# Exercise aim
Locate every line in the records below that contains the word "this", and copy each one.

# Data lines
------------
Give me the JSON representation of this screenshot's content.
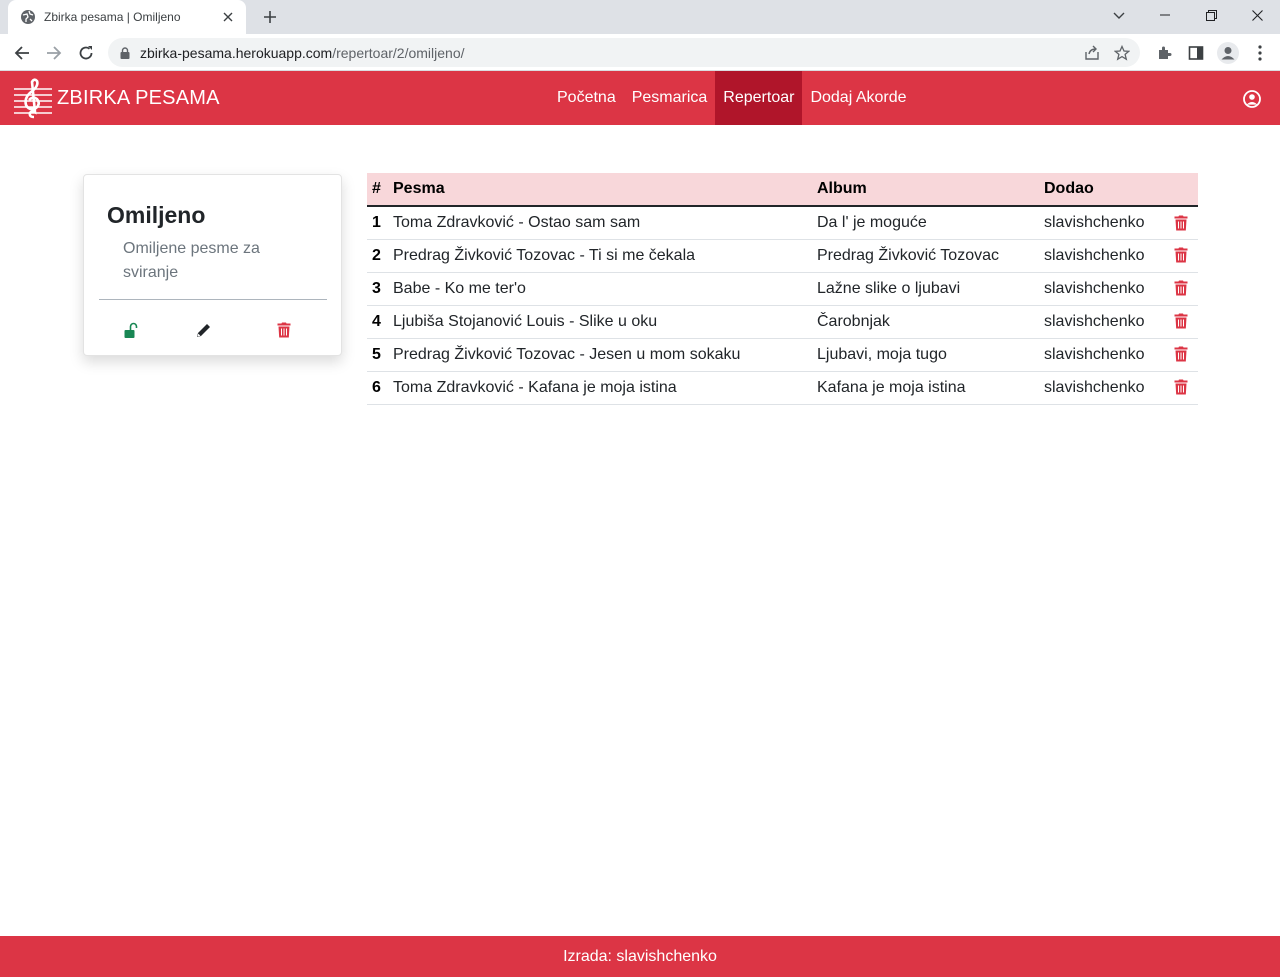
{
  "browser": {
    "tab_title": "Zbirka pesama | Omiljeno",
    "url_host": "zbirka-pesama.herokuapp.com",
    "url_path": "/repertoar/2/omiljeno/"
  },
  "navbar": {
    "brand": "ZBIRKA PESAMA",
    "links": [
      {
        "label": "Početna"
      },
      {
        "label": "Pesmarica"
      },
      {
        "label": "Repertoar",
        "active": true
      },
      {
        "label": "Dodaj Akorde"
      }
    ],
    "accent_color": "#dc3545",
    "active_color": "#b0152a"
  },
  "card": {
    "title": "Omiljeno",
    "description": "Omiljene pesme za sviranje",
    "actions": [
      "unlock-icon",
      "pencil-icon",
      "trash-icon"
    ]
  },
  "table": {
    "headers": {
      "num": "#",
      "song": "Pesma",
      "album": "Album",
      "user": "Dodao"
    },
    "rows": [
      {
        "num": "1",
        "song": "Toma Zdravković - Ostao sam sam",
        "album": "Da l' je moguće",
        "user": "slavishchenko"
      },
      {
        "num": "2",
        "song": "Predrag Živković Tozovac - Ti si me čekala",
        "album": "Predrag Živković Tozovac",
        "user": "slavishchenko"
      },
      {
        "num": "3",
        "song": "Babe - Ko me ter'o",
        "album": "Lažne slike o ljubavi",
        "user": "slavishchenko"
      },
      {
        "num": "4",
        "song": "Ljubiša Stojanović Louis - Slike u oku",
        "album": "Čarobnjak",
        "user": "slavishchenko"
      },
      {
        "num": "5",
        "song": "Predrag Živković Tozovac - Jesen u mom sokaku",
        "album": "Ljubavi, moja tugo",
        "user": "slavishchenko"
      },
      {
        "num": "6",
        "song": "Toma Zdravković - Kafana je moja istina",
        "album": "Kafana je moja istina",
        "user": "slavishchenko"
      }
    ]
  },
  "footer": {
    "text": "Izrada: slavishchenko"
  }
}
------------
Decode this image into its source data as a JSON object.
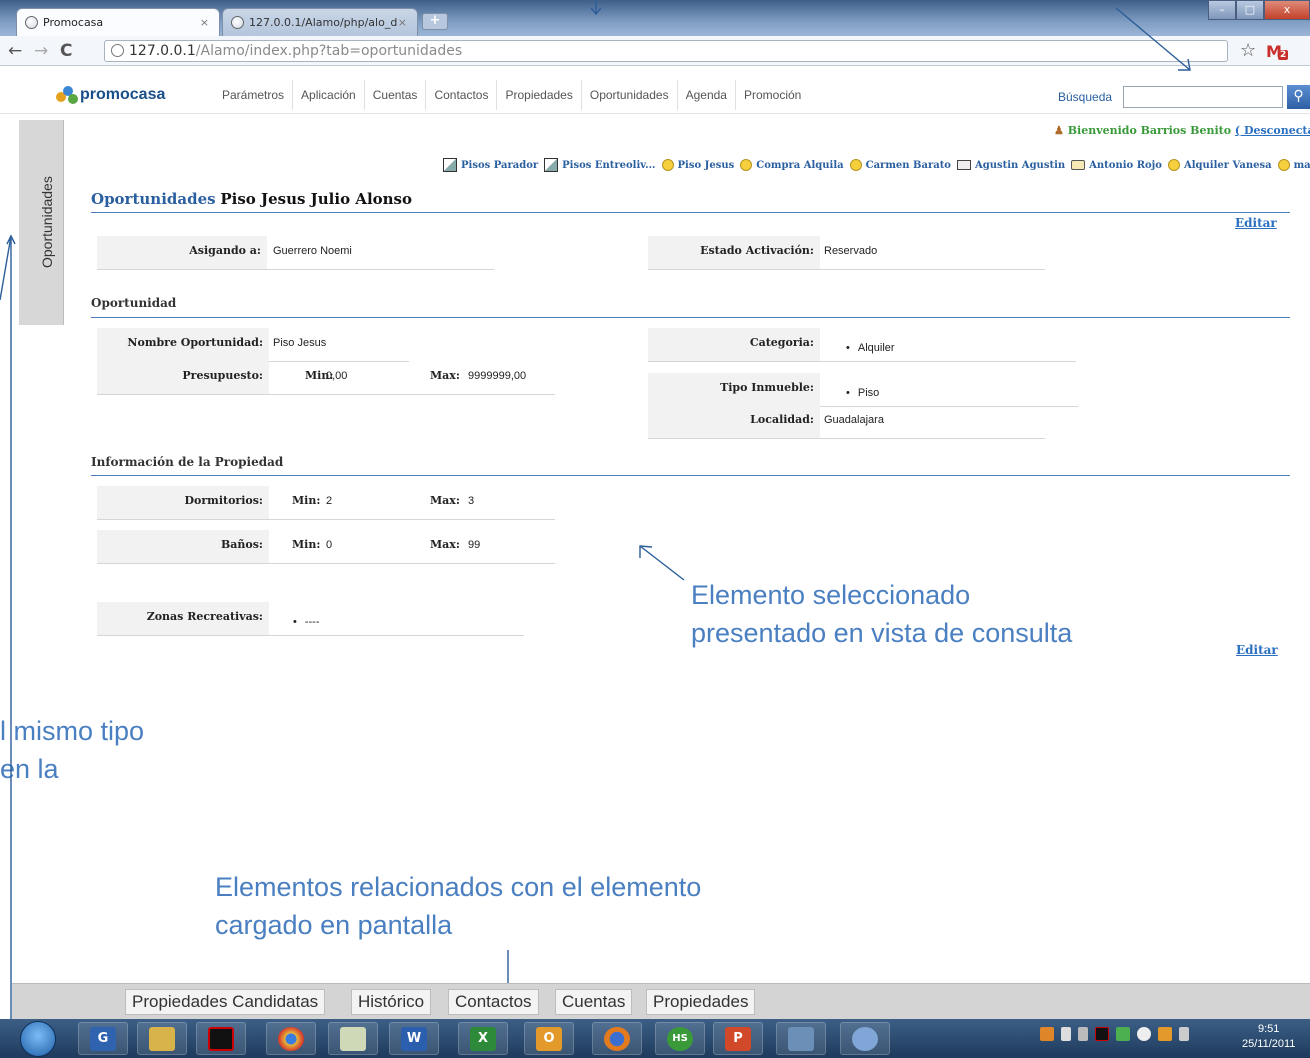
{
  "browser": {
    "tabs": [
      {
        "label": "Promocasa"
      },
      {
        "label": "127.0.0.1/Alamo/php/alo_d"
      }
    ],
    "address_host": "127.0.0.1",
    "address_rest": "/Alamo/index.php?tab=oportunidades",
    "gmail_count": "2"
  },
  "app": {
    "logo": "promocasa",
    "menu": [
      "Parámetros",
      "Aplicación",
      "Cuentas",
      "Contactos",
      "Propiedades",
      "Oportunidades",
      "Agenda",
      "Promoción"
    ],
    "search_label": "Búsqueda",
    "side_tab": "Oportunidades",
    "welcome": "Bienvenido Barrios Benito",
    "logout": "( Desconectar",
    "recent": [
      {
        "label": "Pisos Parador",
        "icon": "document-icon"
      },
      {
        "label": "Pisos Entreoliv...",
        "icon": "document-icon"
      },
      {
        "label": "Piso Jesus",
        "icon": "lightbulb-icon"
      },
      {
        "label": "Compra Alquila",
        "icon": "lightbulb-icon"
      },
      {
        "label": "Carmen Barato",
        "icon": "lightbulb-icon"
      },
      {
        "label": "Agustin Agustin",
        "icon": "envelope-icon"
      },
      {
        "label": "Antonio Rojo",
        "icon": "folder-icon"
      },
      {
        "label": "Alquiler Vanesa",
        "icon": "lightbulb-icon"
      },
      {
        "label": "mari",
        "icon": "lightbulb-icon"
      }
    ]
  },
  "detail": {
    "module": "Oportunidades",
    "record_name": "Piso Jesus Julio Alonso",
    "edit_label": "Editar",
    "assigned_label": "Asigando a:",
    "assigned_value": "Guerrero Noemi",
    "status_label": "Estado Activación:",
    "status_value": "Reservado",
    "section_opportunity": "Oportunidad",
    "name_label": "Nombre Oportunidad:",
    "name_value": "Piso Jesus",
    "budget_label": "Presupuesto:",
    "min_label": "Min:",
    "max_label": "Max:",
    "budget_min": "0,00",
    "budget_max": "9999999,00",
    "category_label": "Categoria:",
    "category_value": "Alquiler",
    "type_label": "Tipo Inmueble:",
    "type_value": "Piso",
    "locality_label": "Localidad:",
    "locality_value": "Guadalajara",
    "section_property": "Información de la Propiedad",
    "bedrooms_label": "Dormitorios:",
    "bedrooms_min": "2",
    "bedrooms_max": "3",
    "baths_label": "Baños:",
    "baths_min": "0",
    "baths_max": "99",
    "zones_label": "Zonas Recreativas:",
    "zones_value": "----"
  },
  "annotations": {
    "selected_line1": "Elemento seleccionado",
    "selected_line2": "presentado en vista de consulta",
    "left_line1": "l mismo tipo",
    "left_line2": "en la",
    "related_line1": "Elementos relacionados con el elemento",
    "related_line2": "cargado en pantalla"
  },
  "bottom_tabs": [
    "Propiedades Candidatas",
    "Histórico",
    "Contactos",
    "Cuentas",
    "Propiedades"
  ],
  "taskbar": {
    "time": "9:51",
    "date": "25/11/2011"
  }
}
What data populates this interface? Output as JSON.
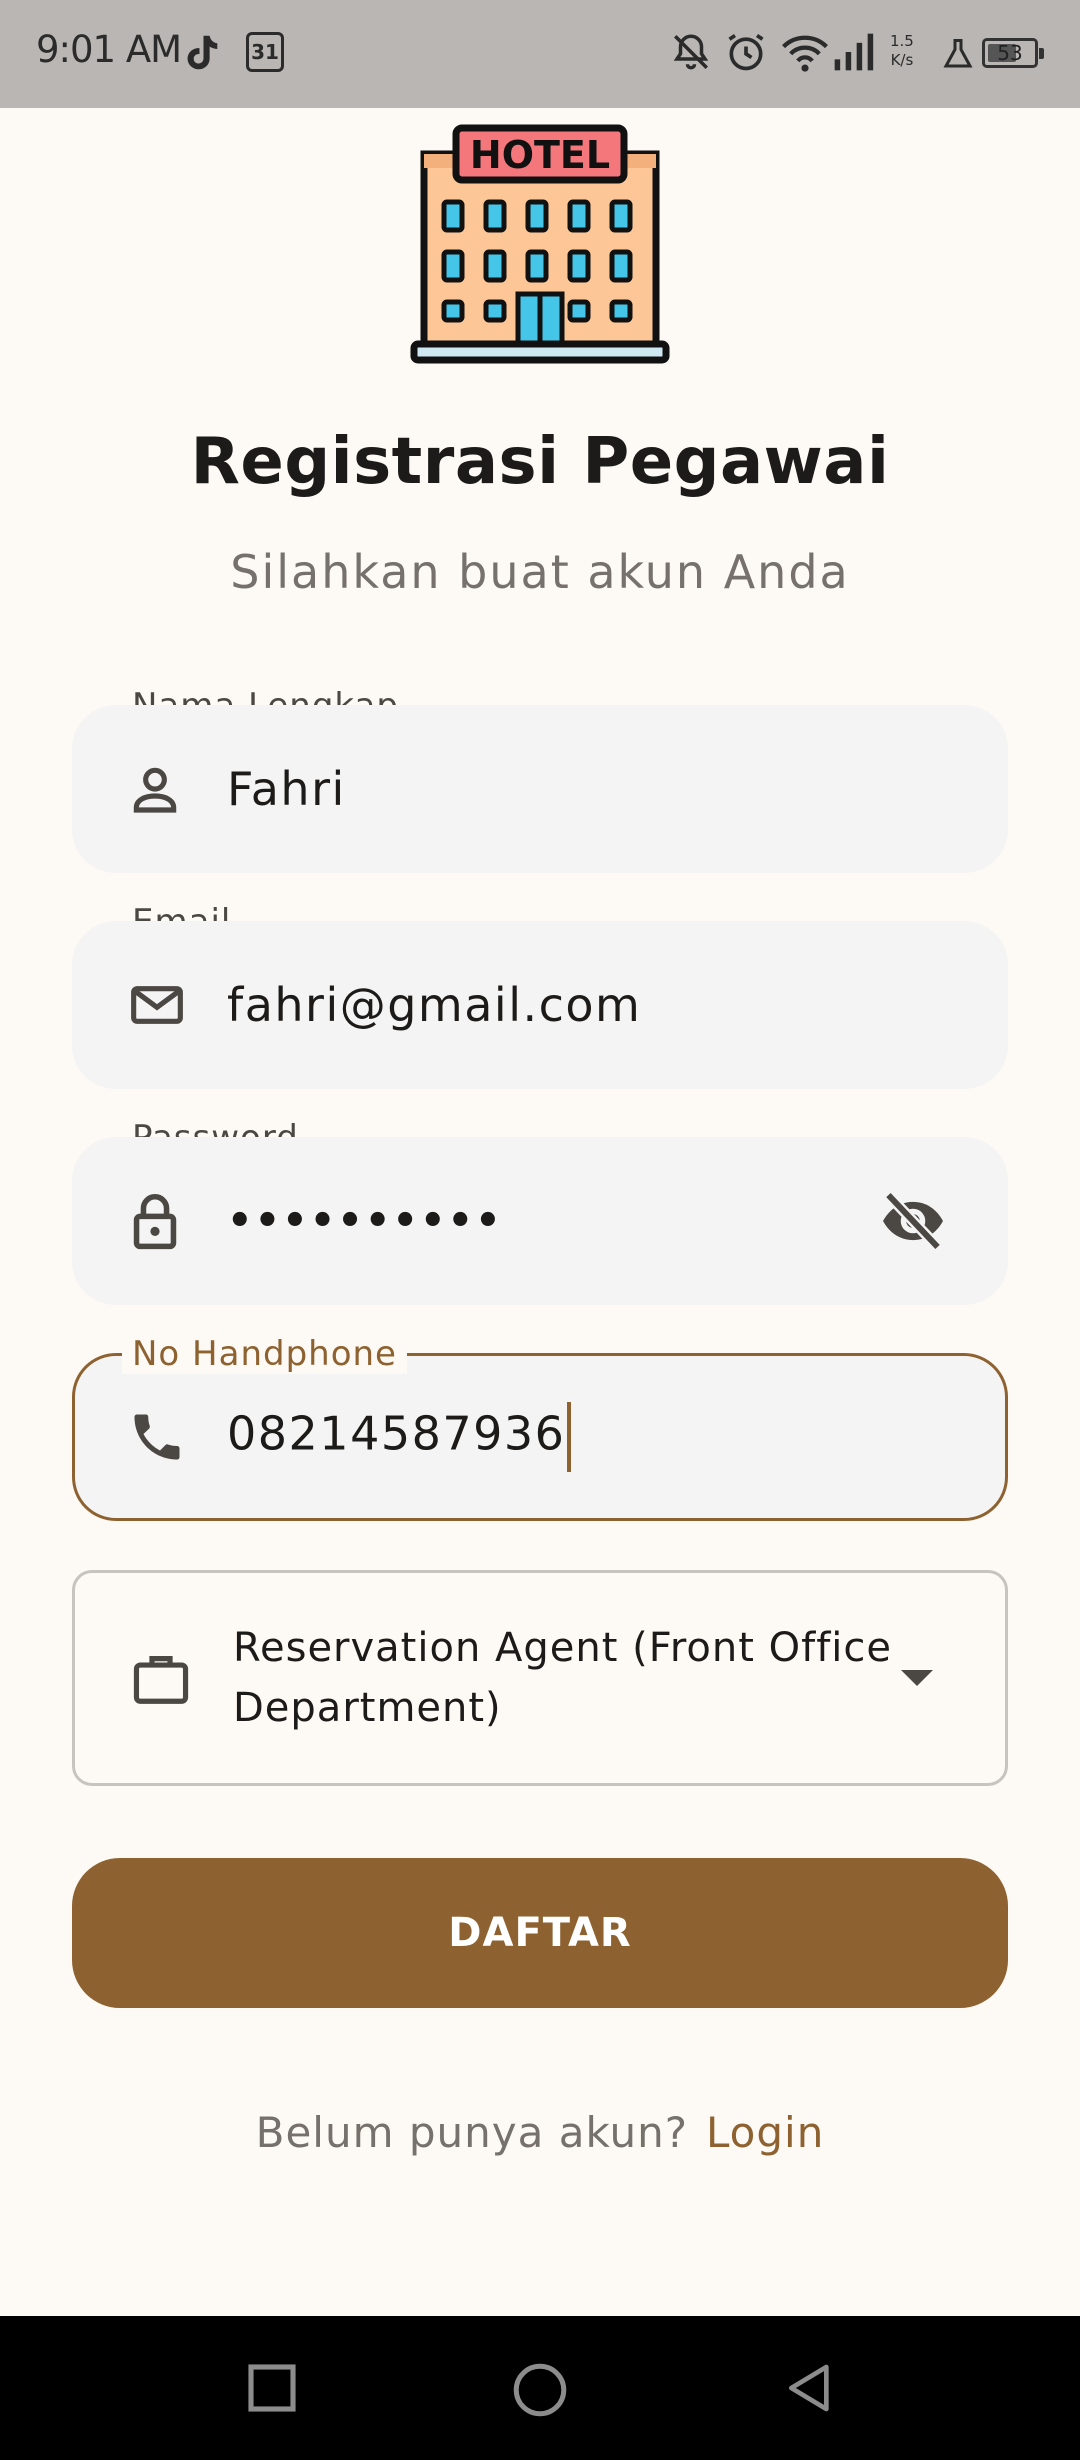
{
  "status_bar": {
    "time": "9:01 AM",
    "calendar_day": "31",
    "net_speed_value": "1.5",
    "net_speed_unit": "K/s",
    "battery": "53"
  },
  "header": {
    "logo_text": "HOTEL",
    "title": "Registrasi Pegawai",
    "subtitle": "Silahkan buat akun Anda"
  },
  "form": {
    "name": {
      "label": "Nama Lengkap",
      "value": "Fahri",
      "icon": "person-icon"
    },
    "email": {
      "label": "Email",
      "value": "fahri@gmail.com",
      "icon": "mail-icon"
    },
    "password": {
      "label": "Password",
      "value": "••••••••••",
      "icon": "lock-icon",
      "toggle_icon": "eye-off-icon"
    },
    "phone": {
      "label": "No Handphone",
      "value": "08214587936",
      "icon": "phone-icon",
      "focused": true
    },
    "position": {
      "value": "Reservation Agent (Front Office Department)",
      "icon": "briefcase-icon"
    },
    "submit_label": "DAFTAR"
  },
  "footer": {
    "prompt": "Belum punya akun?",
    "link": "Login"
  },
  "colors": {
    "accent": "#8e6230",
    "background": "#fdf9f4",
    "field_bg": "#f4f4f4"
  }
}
------------
# Worked answer
Give me the JSON representation of this screenshot's content.
Decode this image into its source data as a JSON object.
What data populates this interface? Output as JSON.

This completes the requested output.